◆ **WHAT NEEDS TO BE DONE**
Find the string "circle" in the data, then copy every line where it is found.

◆ **MATERIAL SHOWN**
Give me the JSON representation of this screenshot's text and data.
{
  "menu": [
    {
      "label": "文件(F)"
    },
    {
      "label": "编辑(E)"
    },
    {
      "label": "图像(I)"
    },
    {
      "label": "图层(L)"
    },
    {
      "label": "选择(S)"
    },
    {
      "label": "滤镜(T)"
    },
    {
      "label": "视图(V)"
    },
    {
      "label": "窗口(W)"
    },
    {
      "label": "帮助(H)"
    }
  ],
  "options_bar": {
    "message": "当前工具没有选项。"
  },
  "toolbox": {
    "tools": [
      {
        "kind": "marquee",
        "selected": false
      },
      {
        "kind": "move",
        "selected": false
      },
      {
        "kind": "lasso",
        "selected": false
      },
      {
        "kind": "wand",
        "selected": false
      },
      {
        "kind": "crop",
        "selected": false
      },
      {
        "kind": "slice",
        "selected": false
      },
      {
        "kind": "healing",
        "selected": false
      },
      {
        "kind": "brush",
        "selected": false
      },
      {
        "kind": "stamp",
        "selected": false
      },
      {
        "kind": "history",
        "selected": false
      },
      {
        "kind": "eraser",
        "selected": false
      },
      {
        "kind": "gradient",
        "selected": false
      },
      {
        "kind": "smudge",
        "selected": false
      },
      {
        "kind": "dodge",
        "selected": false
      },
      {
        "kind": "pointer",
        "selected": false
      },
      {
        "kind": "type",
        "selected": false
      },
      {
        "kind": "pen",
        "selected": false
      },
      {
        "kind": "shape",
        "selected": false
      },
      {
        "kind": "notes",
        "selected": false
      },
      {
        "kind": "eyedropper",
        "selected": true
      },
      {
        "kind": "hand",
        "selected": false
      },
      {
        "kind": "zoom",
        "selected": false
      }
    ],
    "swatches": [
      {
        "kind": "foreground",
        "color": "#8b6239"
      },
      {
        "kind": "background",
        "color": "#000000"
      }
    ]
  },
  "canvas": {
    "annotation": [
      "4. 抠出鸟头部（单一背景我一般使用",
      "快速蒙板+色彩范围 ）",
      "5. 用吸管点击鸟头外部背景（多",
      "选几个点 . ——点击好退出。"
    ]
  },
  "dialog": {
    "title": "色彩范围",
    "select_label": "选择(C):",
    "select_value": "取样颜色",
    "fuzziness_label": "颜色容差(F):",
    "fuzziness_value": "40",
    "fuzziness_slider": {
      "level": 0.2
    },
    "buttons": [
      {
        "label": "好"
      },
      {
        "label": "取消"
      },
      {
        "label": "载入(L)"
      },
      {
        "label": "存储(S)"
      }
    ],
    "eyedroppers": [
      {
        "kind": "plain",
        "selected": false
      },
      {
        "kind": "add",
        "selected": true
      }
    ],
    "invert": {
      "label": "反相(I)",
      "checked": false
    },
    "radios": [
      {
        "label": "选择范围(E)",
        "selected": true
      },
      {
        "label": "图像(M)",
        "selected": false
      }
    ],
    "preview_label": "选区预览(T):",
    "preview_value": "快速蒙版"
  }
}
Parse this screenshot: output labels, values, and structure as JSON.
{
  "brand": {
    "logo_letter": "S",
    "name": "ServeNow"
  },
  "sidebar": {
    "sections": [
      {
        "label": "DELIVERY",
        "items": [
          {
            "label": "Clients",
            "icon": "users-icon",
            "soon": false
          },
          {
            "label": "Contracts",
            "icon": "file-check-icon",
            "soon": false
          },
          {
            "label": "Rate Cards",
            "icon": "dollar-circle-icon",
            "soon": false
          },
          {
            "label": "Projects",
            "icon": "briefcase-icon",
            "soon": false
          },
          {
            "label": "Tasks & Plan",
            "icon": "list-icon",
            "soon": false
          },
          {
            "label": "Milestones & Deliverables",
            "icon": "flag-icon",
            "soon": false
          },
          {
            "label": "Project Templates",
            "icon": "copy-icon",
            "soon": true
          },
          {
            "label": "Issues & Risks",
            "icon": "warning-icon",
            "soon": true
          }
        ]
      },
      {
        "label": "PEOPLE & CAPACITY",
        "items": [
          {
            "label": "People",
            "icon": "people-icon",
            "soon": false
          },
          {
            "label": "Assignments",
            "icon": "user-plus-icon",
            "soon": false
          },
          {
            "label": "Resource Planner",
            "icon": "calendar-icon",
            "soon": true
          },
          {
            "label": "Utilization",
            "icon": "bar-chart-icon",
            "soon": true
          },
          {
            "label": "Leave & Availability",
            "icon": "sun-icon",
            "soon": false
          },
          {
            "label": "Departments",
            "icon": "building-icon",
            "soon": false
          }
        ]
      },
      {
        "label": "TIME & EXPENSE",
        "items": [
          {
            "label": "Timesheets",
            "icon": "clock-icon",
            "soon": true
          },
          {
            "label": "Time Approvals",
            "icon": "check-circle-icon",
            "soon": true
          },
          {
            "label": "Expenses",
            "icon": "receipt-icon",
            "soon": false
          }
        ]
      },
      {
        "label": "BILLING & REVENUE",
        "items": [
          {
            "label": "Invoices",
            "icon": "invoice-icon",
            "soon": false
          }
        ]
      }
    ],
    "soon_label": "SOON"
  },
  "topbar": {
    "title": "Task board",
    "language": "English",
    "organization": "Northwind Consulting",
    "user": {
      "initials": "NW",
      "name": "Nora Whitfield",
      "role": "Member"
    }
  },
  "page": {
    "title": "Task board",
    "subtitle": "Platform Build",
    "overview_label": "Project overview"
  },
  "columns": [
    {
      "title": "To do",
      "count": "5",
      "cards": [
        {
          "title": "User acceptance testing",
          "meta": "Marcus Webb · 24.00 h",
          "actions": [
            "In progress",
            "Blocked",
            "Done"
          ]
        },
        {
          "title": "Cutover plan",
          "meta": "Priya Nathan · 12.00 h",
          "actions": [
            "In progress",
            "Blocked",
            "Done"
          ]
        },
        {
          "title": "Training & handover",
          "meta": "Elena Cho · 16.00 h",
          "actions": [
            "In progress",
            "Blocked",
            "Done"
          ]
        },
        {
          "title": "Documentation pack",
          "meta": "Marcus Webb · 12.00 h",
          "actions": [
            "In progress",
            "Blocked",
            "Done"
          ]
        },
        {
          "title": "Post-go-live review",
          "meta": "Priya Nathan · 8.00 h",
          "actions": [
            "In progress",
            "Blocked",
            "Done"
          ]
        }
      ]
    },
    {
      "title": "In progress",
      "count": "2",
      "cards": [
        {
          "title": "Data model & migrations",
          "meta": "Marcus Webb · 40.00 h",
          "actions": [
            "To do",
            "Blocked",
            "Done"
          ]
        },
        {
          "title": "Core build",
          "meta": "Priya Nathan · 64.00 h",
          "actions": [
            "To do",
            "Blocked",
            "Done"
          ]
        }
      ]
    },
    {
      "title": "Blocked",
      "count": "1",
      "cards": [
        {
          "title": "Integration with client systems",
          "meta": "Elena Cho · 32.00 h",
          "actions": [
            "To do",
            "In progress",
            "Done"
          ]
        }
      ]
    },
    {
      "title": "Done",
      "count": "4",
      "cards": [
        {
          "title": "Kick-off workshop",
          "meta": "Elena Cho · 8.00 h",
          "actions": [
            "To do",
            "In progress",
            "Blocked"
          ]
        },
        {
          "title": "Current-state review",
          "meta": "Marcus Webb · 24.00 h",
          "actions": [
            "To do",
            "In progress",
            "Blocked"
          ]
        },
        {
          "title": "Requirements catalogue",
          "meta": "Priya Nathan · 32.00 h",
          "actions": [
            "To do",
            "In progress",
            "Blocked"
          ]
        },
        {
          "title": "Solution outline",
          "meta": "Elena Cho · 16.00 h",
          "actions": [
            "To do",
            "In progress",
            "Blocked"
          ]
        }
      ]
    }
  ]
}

◆ **REPLY**
            "icon": "dollar-circle-icon",
            "icon": "check-circle-icon",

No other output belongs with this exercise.